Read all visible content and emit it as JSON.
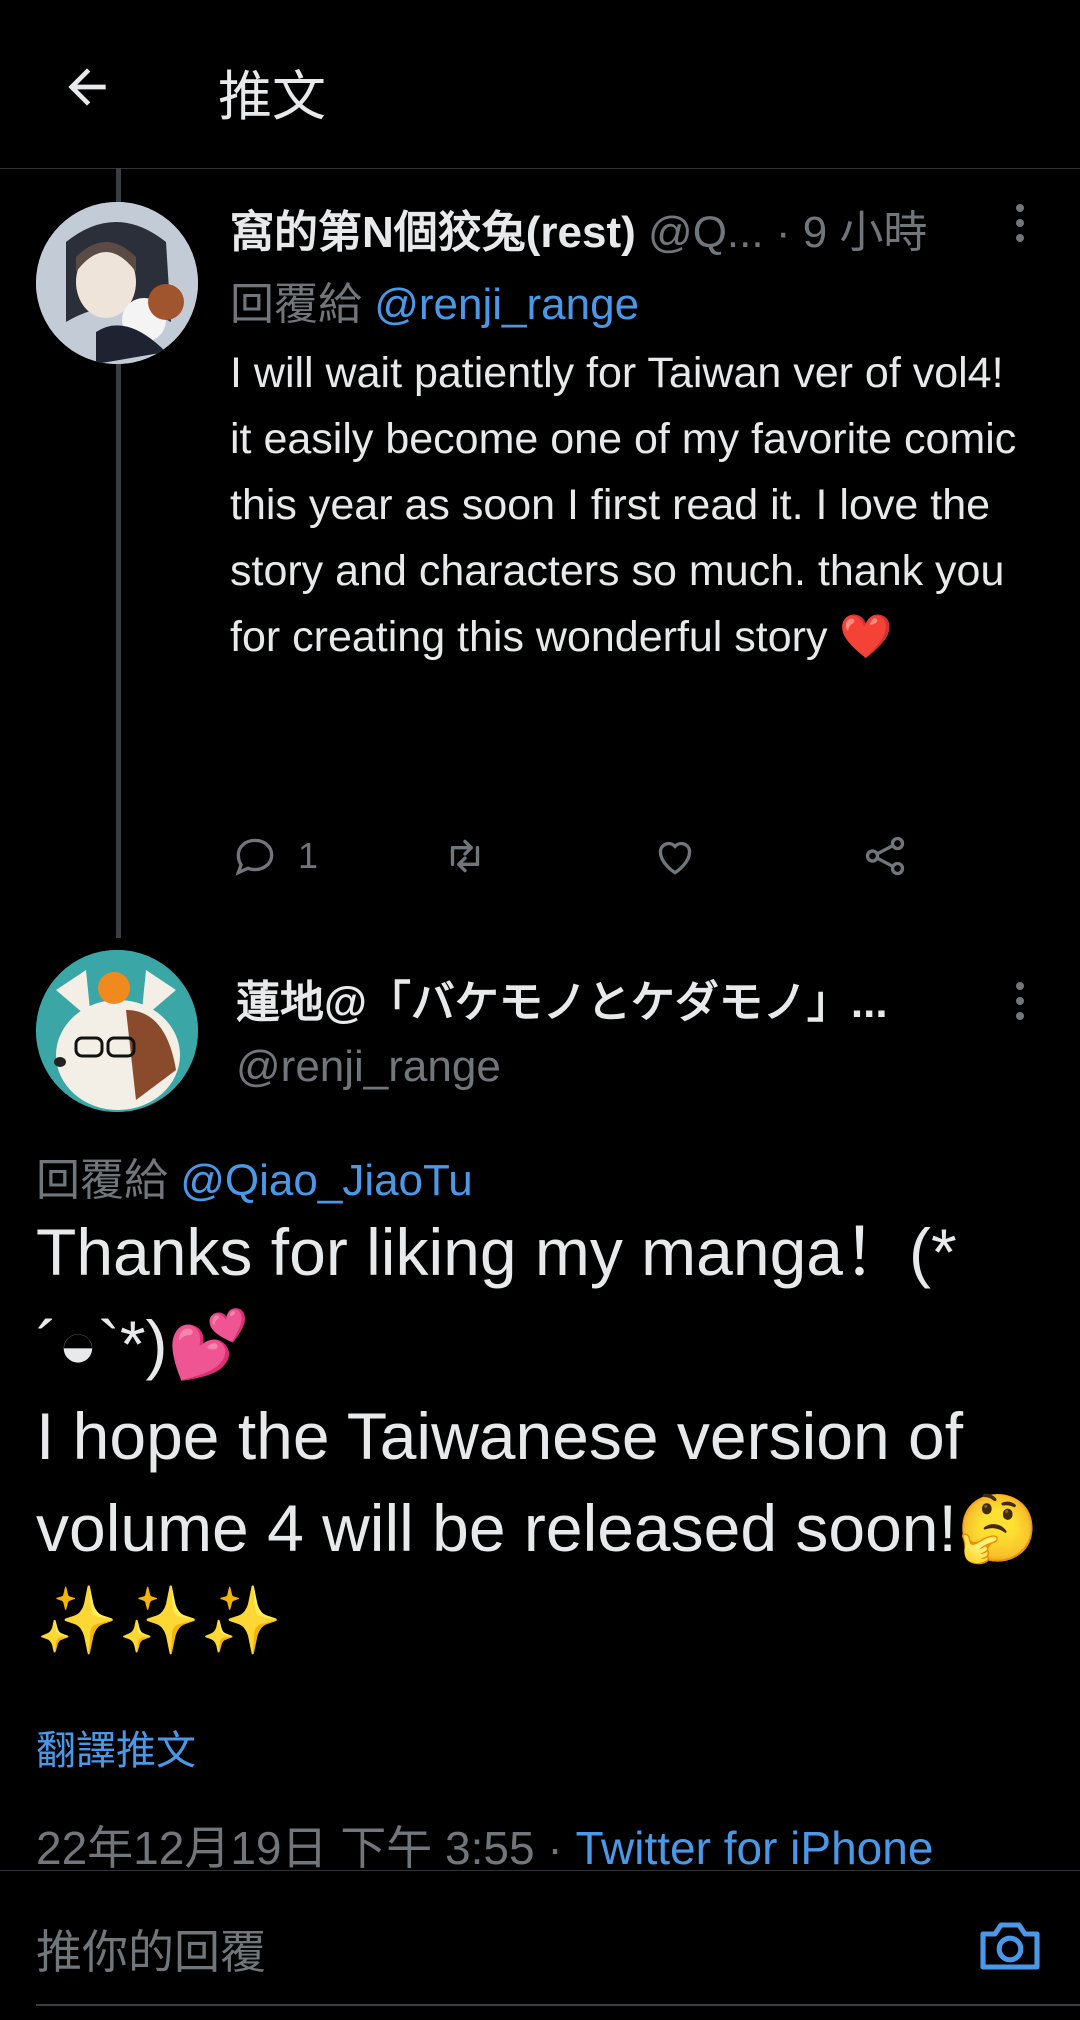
{
  "header": {
    "title": "推文"
  },
  "tweet1": {
    "display_name": "窩的第N個狡兔(rest)",
    "handle_truncated": "@Q...",
    "time": "· 9 小時",
    "reply_prefix": "回覆給",
    "reply_to": "@renji_range",
    "body_lines": [
      "I will wait patiently for Taiwan ver of vol4!",
      "it easily become one of my favorite comic this year as soon I first read it. I love the story and characters so much. thank you for creating this wonderful story ❤️"
    ],
    "reply_count": "1"
  },
  "tweet2": {
    "display_name": "蓮地@「バケモノとケダモノ」...",
    "handle": "@renji_range",
    "reply_prefix": "回覆給",
    "reply_to": "@Qiao_JiaoTu",
    "body_line1": "Thanks for liking my manga！(*´◒`*)💕",
    "body_line2": "I hope the Taiwanese version of volume 4 will be released soon!🤔✨✨✨",
    "translate": "翻譯推文",
    "timestamp": "22年12月19日 下午 3:55 ·",
    "source": "Twitter for iPhone"
  },
  "composer": {
    "placeholder": "推你的回覆"
  },
  "colors": {
    "background": "#000000",
    "link": "#4a99e9",
    "muted": "#71767b",
    "text": "#e7e9ea"
  }
}
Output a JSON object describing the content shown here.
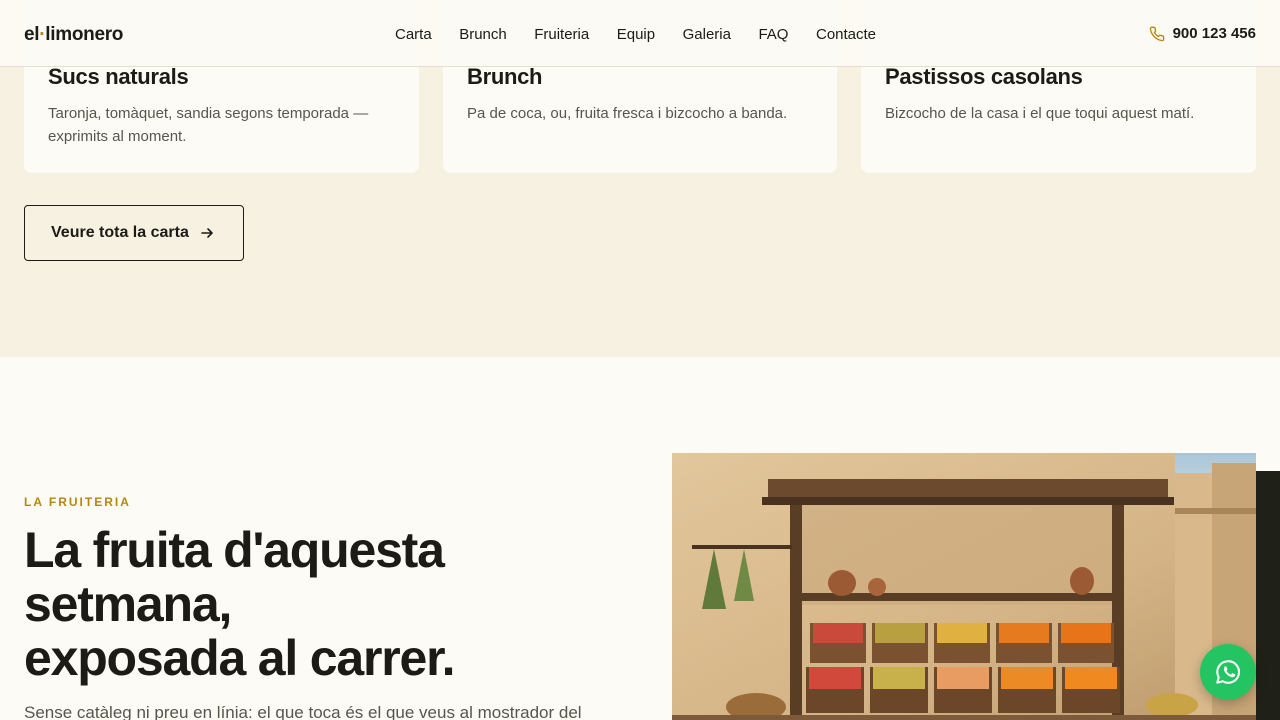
{
  "brand": {
    "logo_pre": "el",
    "logo_dot": "·",
    "logo_post": "limonero"
  },
  "nav": {
    "items": [
      "Carta",
      "Brunch",
      "Fruiteria",
      "Equip",
      "Galeria",
      "FAQ",
      "Contacte"
    ],
    "phone": "900 123 456"
  },
  "cards": [
    {
      "title": "Sucs naturals",
      "text": "Taronja, tomàquet, sandia segons temporada — exprimits al moment."
    },
    {
      "title": "Brunch",
      "text": "Pa de coca, ou, fruita fresca i bizcocho a banda."
    },
    {
      "title": "Pastissos casolans",
      "text": "Bizcocho de la casa i el que toqui aquest matí."
    }
  ],
  "cta_label": "Veure tota la carta",
  "fruiteria": {
    "eyebrow": "LA FRUITERIA",
    "headline_l1": "La fruita d'aquesta",
    "headline_l2": "setmana,",
    "headline_l3": "exposada al carrer.",
    "lead": "Sense catàleg ni preu en línia: el que toca és el que veus al mostrador del"
  },
  "colors": {
    "accent": "#b8860b",
    "whatsapp": "#25c462",
    "band": "#f7f1e1"
  },
  "icons": {
    "phone": "phone-icon",
    "arrow": "arrow-right-icon",
    "whatsapp": "whatsapp-icon"
  }
}
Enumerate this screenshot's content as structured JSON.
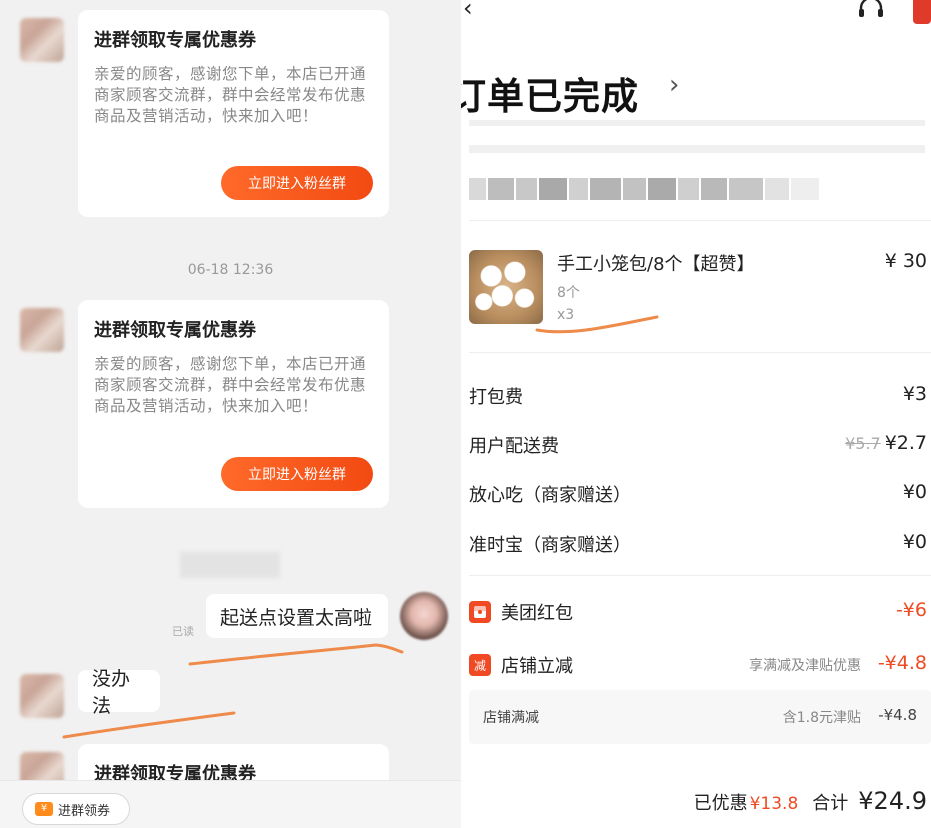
{
  "chat": {
    "cards": [
      {
        "title": "进群领取专属优惠券",
        "body": "亲爱的顾客，感谢您下单，本店已开通商家顾客交流群，群中会经常发布优惠商品及营销活动，快来加入吧！",
        "button": "立即进入粉丝群"
      },
      {
        "title": "进群领取专属优惠券",
        "body": "亲爱的顾客，感谢您下单，本店已开通商家顾客交流群，群中会经常发布优惠商品及营销活动，快来加入吧！",
        "button": "立即进入粉丝群"
      },
      {
        "title": "进群领取专属优惠券"
      }
    ],
    "timestamp": "06-18 12:36",
    "self_message": "起送点设置太高啦",
    "read_status": "已读",
    "merchant_reply": "没办法",
    "quick_button": "进群领券",
    "quick_button_icon": "coupon-icon"
  },
  "order": {
    "status_title": "订单已完成",
    "status_arrow": "›",
    "product": {
      "name": "手工小笼包/8个【超赞】",
      "price": "¥ 30",
      "spec": "8个",
      "qty": "x3"
    },
    "fees": [
      {
        "label": "打包费",
        "value": "¥3"
      },
      {
        "label": "用户配送费",
        "orig": "¥5.7",
        "value": "¥2.7"
      },
      {
        "label": "放心吃（商家赠送）",
        "value": "¥0"
      },
      {
        "label": "准时宝（商家赠送）",
        "value": "¥0"
      }
    ],
    "discounts": [
      {
        "icon": "红包",
        "label": "美团红包",
        "value": "-¥6"
      },
      {
        "icon": "减",
        "label": "店铺立减",
        "note": "享满减及津贴优惠",
        "value": "-¥4.8"
      }
    ],
    "sub_discount": {
      "label": "店铺满减",
      "note": "含1.8元津贴",
      "value": "-¥4.8"
    },
    "summary": {
      "saved_label": "已优惠",
      "saved_value": "¥13.8",
      "total_label": "合计",
      "total_value": "¥24.9"
    }
  },
  "colors": {
    "accent": "#f04a24",
    "button": "#f24a12",
    "chat_bg": "#f1f1f1",
    "scribble": "#ee8a4a"
  }
}
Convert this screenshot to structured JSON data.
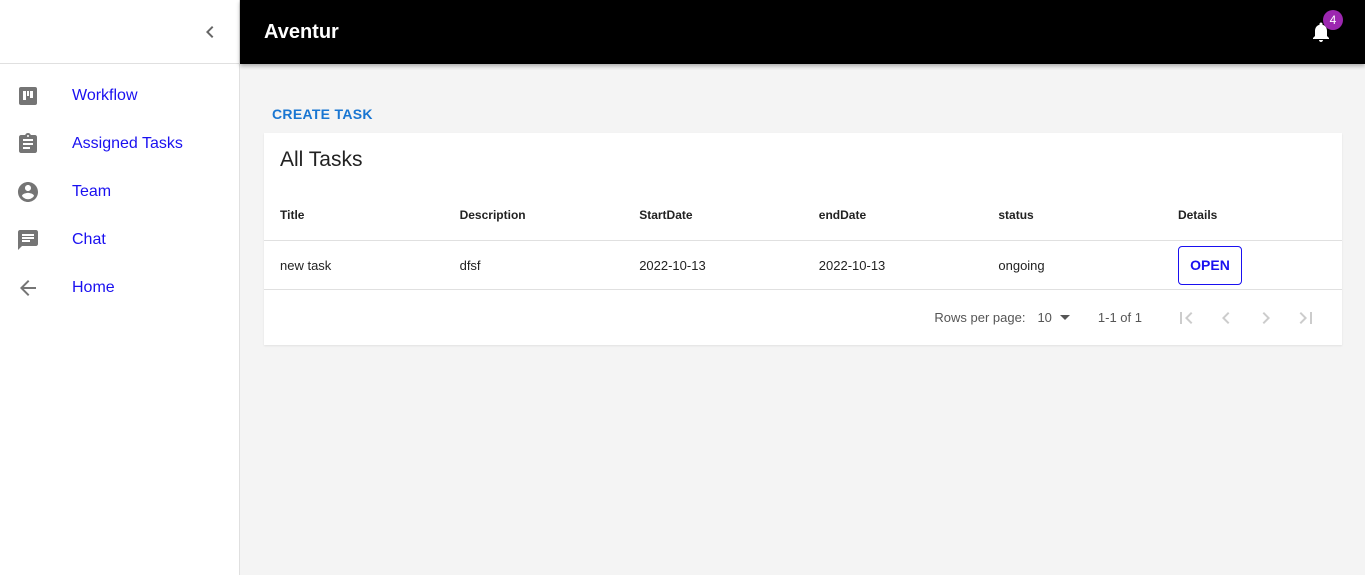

-- -- --

INSTRUCTION:
Copy every line above word for word and exclude the pictures.

OUTPUT FOR THIS EXERCISE:
Read all visible content and emit it as JSON.
{
  "header": {
    "title": "推文"
  },
  "tweet1": {
    "display_name": "窩的第N個狡兔(rest)",
    "handle_truncated": "@Q...",
    "time": "· 9 小時",
    "reply_prefix": "回覆給",
    "reply_to": "@renji_range",
    "body_lines": [
      "I will wait patiently for Taiwan ver of vol4!",
      "it easily become one of my favorite comic this year as soon I first read it. I love the story and characters so much. thank you for creating this wonderful story ❤️"
    ],
    "reply_count": "1"
  },
  "tweet2": {
    "display_name": "蓮地@「バケモノとケダモノ」...",
    "handle": "@renji_range",
    "reply_prefix": "回覆給",
    "reply_to": "@Qiao_JiaoTu",
    "body_line1": "Thanks for liking my manga！(*´◒`*)💕",
    "body_line2": "I hope the Taiwanese version of volume 4 will be released soon!🤔✨✨✨",
    "translate": "翻譯推文",
    "timestamp": "22年12月19日 下午 3:55 ·",
    "source": "Twitter for iPhone"
  },
  "composer": {
    "placeholder": "推你的回覆"
  },
  "colors": {
    "background": "#000000",
    "link": "#4a99e9",
    "muted": "#71767b",
    "text": "#e7e9ea"
  }
}
Output a JSON object describing the content shown here.
{
  "brand": {
    "logo_pre": "el",
    "logo_dot": "·",
    "logo_post": "limonero"
  },
  "nav": {
    "items": [
      "Carta",
      "Brunch",
      "Fruiteria",
      "Equip",
      "Galeria",
      "FAQ",
      "Contacte"
    ],
    "phone": "900 123 456"
  },
  "cards": [
    {
      "title": "Sucs naturals",
      "text": "Taronja, tomàquet, sandia segons temporada — exprimits al moment."
    },
    {
      "title": "Brunch",
      "text": "Pa de coca, ou, fruita fresca i bizcocho a banda."
    },
    {
      "title": "Pastissos casolans",
      "text": "Bizcocho de la casa i el que toqui aquest matí."
    }
  ],
  "cta_label": "Veure tota la carta",
  "fruiteria": {
    "eyebrow": "LA FRUITERIA",
    "headline_l1": "La fruita d'aquesta",
    "headline_l2": "setmana,",
    "headline_l3": "exposada al carrer.",
    "lead": "Sense catàleg ni preu en línia: el que toca és el que veus al mostrador del"
  },
  "colors": {
    "accent": "#b8860b",
    "whatsapp": "#25c462",
    "band": "#f7f1e1"
  },
  "icons": {
    "phone": "phone-icon",
    "arrow": "arrow-right-icon",
    "whatsapp": "whatsapp-icon"
  }
}
Enumerate this screenshot's content as structured JSON.
{
  "chat": {
    "cards": [
      {
        "title": "进群领取专属优惠券",
        "body": "亲爱的顾客，感谢您下单，本店已开通商家顾客交流群，群中会经常发布优惠商品及营销活动，快来加入吧！",
        "button": "立即进入粉丝群"
      },
      {
        "title": "进群领取专属优惠券",
        "body": "亲爱的顾客，感谢您下单，本店已开通商家顾客交流群，群中会经常发布优惠商品及营销活动，快来加入吧！",
        "button": "立即进入粉丝群"
      },
      {
        "title": "进群领取专属优惠券"
      }
    ],
    "timestamp": "06-18 12:36",
    "self_message": "起送点设置太高啦",
    "read_status": "已读",
    "merchant_reply": "没办法",
    "quick_button": "进群领券",
    "quick_button_icon": "coupon-icon"
  },
  "order": {
    "status_title": "订单已完成",
    "status_arrow": "›",
    "product": {
      "name": "手工小笼包/8个【超赞】",
      "price": "¥ 30",
      "spec": "8个",
      "qty": "x3"
    },
    "fees": [
      {
        "label": "打包费",
        "value": "¥3"
      },
      {
        "label": "用户配送费",
        "orig": "¥5.7",
        "value": "¥2.7"
      },
      {
        "label": "放心吃（商家赠送）",
        "value": "¥0"
      },
      {
        "label": "准时宝（商家赠送）",
        "value": "¥0"
      }
    ],
    "discounts": [
      {
        "icon": "红包",
        "label": "美团红包",
        "value": "-¥6"
      },
      {
        "icon": "减",
        "label": "店铺立减",
        "note": "享满减及津贴优惠",
        "value": "-¥4.8"
      }
    ],
    "sub_discount": {
      "label": "店铺满减",
      "note": "含1.8元津贴",
      "value": "-¥4.8"
    },
    "summary": {
      "saved_label": "已优惠",
      "saved_value": "¥13.8",
      "total_label": "合计",
      "total_value": "¥24.9"
    }
  },
  "colors": {
    "accent": "#f04a24",
    "button": "#f24a12",
    "chat_bg": "#f1f1f1",
    "scribble": "#ee8a4a"
  }
}
Convert this screenshot to structured JSON data.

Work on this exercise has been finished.